§ **SELECTED EXTRACT**:
= = = =
Needless to say, Steven’s fear of rejection is simultaneously justified and irrational. Justified in that people can get quite volatile when their favorite fictional franchise displeases them, less so in that Connie has largely shown herself to be relatively rational and even-keel. Thus, Steven clams up about his own personal opinions on the book and decides to give Connie access to Rose’s room. Remember last time Steven went into Rose’s room and saw Connie? “He was incredible” repeated ad nauseum.
This isn’t too much different.
Here, some rather choice wording also manages to screw him over. “I want to see you”, he declares at the costume shop he generated for Connie. The operative words – “I want” – create an alternate Connie wholly subversive to him, effectively dependent on his commands. It slowly becomes apparent to Steven, as whatever his heart desires is agreed to by the clone. It takes him a while, but there are far too many agreements and far too few words said by her. I mean, check out some of the sentences said by Cloud Connie…
Hmm, what do you think?
You are a bird of prey.
Wow, from Book Four!
He ate the bones!
If you think so!
And just for the record, the penultimate one is the only sentence that isn’t an affirmation of Steven’s desires. But even with that small credit… this is not Connie. This is not Connie in the slightest. Connie is far more verbose in her vernacular, far more inquisitive, and quite a bit more willing to call Steven out on his flaws (see, “Bubble Buddies”, “An Indirect Kiss”, “Fusion Cuisine”.) It only takes Steven breaking Cloud Connie (“want, want, want, want, want, want, want, want”) to get him to realize just what he did. Unfortunately, since he broke the simulation, he sires eight kids, gets chased down for $18000 by a psychotic taxman, and winds up buried in sand, thrown to the mercy of killer ants.
Oh, sorry, wrong holodeck simulation episode.
Yeah, it’s almost a cliche at this point that any piece of sci-fi that features a holodeck-type room will see that room go on the fritz. It’s how you handle it that makes episodes like this one stand out amongst the crowd. And here, well, this episode stands out amongst the crowd because the malfunction revolves around the characters and doesn’t quite result in them getting thrown to the mercy of killer ants.
Steven’s attempts to dispatch Cloud Connie, however, backfire – she quickly regenerates. The reasoning, of course, is a technical loophole – he asked her to think for herself, but also wanted her to disappear. That’s always the way with computer simulations – complex thinking ain’t their strong suit. Steven tries to run away, but he gets chased down… and here’s where the simulation gets awkward as all hell.
…like I said, the Crewniverse are terminally insane. What were you eating, Ms. Sugar? (It has to be rotisserie chicken, right?)
At first glance, this all looks like the final defenses against a confession of love. Connie’s attempts to attack her clone prove futile, as she keeps regenerating. “I know you like her… and I know you want her to like you…” the clone says as Connie tries to kick her ass. At the worst possible time, it seems, for Steven – Connie, in this one minute, demonstrates just how unlike the clone she is. She doesn’t need to be told to jump into action – she does so. And that’s what drives Steven towards her. That’s why they get along like a house on fire. Steven sees in Connie the independence, the intellectualism, willingness to take charge, how she’s blossomed from that shy introverted nerd to a more action-centered, straightforward nerd.
= = = =
§ **GIVEN EXERCISE 1**: Retype the passage of the episode review word for word, starting with "This isn’t too" and going on through "from Book Four!".
= = = =
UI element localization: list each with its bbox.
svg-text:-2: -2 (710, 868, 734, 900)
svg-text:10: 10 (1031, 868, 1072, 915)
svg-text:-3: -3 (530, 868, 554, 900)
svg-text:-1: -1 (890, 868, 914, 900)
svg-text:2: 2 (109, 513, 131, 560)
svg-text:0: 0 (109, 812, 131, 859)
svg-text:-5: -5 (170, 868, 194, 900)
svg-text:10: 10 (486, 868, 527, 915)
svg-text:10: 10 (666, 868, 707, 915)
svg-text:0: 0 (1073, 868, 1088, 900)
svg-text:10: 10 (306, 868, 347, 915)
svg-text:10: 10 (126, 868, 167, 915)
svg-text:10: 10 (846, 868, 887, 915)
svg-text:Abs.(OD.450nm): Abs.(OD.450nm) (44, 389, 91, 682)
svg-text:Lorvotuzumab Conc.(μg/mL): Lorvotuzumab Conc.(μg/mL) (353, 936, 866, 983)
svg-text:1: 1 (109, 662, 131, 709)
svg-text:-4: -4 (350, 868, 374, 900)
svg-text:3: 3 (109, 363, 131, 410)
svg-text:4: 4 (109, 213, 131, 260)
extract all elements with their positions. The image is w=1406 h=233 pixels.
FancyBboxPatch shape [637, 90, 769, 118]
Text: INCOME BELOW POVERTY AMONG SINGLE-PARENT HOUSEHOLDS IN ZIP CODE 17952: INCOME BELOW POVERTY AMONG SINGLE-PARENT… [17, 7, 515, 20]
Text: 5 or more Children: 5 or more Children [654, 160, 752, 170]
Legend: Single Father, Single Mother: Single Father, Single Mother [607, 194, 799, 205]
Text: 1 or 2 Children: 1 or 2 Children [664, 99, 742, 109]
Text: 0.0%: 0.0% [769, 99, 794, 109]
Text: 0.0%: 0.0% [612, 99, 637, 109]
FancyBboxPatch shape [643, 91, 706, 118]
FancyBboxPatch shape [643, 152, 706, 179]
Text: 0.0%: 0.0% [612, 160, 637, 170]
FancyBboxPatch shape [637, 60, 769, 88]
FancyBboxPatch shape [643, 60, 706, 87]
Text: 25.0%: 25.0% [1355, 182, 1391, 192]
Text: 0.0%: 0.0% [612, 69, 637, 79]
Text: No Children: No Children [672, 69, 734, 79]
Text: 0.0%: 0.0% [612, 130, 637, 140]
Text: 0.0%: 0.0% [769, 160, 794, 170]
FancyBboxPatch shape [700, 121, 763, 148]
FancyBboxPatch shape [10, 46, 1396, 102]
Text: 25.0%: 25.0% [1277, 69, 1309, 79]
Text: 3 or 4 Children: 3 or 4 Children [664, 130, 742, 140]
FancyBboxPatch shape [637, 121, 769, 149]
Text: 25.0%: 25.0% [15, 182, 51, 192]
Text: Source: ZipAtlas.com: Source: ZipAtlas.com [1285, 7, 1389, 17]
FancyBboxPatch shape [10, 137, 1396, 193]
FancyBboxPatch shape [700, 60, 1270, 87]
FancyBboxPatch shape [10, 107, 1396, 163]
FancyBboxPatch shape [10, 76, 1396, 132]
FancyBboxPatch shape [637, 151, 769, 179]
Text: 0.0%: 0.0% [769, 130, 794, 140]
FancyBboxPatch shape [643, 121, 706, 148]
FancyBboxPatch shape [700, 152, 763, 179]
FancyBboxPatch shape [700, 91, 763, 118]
= = = =
§ **GIVEN EXERCISE 2**: Put the lines of the records into a JSON list of strings, one string per line with blank lines omitted, starting with the first line of the records and going on through the line with "FancyBboxPatch shape [643, 121, 706, 148]", both included.

§ **WORKED SOLUTION 1**:
This isn’t too much different.
Here, some rather choice wording also manages to screw him over. “I want to see you”, he declares at the costume shop he generated for Connie. The operative words – “I want” – create an alternate Connie wholly subversive to him, effectively dependent on his commands. It slowly becomes apparent to Steven, as whatever his heart desires is agreed to by the clone. It takes him a while, but there are far too many agreements and far too few words said by her. I mean, check out some of the sentences said by Cloud Connie…
Hmm, what do you think?
You are a bird of prey.
Wow, from Book Four!

§ **WORKED SOLUTION 2**:
[
  "UI element localization: list each with its bbox.",
  "svg-text:-2: -2 (710, 868, 734, 900)",
  "svg-text:10: 10 (1031, 868, 1072, 915)",
  "svg-text:-3: -3 (530, 868, 554, 900)",
  "svg-text:-1: -1 (890, 868, 914, 900)",
  "svg-text:2: 2 (109, 513, 131, 560)",
  "svg-text:0: 0 (109, 812, 131, 859)",
  "svg-text:-5: -5 (170, 868, 194, 900)",
  "svg-text:10: 10 (486, 868, 527, 915)",
  "svg-text:10: 10 (666, 868, 707, 915)",
  "svg-text:0: 0 (1073, 868, 1088, 900)",
  "svg-text:10: 10 (306, 868, 347, 915)",
  "svg-text:10: 10 (126, 868, 167, 915)",
  "svg-text:10: 10 (846, 868, 887, 915)",
  "svg-text:Abs.(OD.450nm): Abs.(OD.450nm) (44, 389, 91, 682)",
  "svg-text:Lorvotuzumab Conc.(μg/mL): Lorvotuzumab Conc.(μg/mL) (353, 936, 866, 983)",
  "svg-text:1: 1 (109, 662, 131, 709)",
  "svg-text:-4: -4 (350, 868, 374, 900)",
  "svg-text:3: 3 (109, 363, 131, 410)",
  "svg-text:4: 4 (109, 213, 131, 260)",
  "extract all elements with their positions. The image is w=1406 h=233 pixels.",
  "FancyBboxPatch shape [637, 90, 769, 118]",
  "Text: INCOME BELOW POVERTY AMONG SINGLE-PARENT HOUSEHOLDS IN ZIP CODE 17952: INCOME BELOW POVERTY AMONG SINGLE-PARENT… [17, 7, 515, 20]",
  "Text: 5 or more Children: 5 or more Children [654, 160, 752, 170]",
  "Legend: Single Father, Single Mother: Single Father, Single Mother [607, 194, 799, 205]",
  "Text: 1 or 2 Children: 1 or 2 Children [664, 99, 742, 109]",
  "Text: 0.0%: 0.0% [769, 99, 794, 109]",
  "Text: 0.0%: 0.0% [612, 99, 637, 109]",
  "FancyBboxPatch shape [643, 91, 706, 118]",
  "FancyBboxPatch shape [643, 152, 706, 179]",
  "Text: 0.0%: 0.0% [612, 160, 637, 170]",
  "FancyBboxPatch shape [637, 60, 769, 88]",
  "FancyBboxPatch shape [643, 60, 706, 87]",
  "Text: 25.0%: 25.0% [1355, 182, 1391, 192]",
  "Text: 0.0%: 0.0% [612, 69, 637, 79]",
  "Text: No Children: No Children [672, 69, 734, 79]",
  "Text: 0.0%: 0.0% [612, 130, 637, 140]",
  "Text: 0.0%: 0.0% [769, 160, 794, 170]",
  "FancyBboxPatch shape [700, 121, 763, 148]",
  "FancyBboxPatch shape [10, 46, 1396, 102]",
  "Text: 25.0%: 25.0% [1277, 69, 1309, 79]",
  "Text: 3 or 4 Children: 3 or 4 Children [664, 130, 742, 140]",
  "FancyBboxPatch shape [637, 121, 769, 149]",
  "Text: 25.0%: 25.0% [15, 182, 51, 192]",
  "Text: Source: ZipAtlas.com: Source: ZipAtlas.com [1285, 7, 1389, 17]",
  "FancyBboxPatch shape [10, 137, 1396, 193]",
  "FancyBboxPatch shape [700, 60, 1270, 87]",
  "FancyBboxPatch shape [10, 107, 1396, 163]",
  "FancyBboxPatch shape [10, 76, 1396, 132]",
  "FancyBboxPatch shape [637, 151, 769, 179]",
  "Text: 0.0%: 0.0% [769, 130, 794, 140]",
  "FancyBboxPatch shape [643, 121, 706, 148]"
]